Problem description:
Look through the lines of the material and count those containing "label". Give that count alone.

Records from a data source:
--

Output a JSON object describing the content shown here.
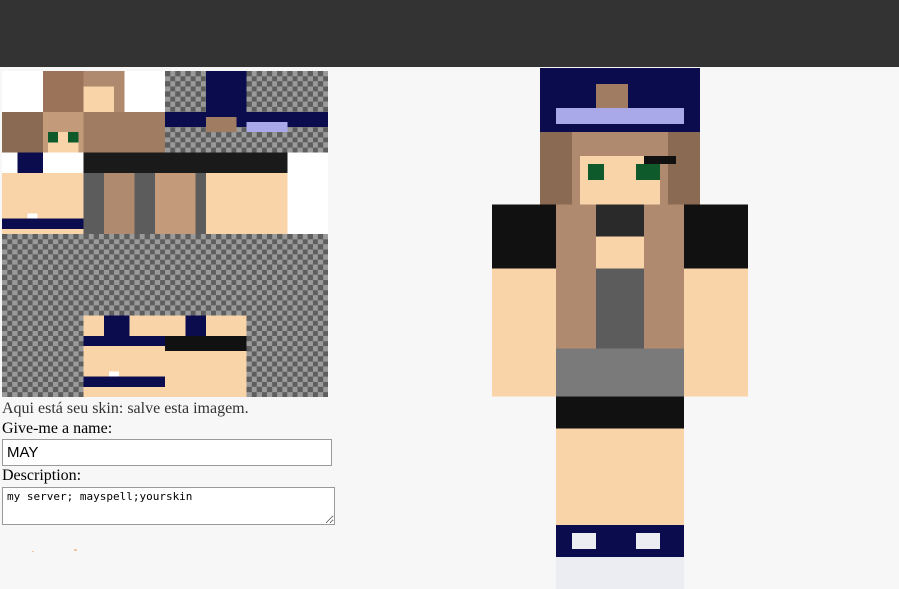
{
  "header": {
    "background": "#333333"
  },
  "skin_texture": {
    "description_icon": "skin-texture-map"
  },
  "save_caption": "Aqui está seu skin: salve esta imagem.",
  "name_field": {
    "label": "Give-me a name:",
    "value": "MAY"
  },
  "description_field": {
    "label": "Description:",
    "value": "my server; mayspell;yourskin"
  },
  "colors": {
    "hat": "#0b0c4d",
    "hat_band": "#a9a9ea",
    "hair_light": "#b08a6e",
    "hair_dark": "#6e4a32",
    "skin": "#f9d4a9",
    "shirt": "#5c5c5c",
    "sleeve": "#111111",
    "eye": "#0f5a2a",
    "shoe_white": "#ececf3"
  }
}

--

The result:
2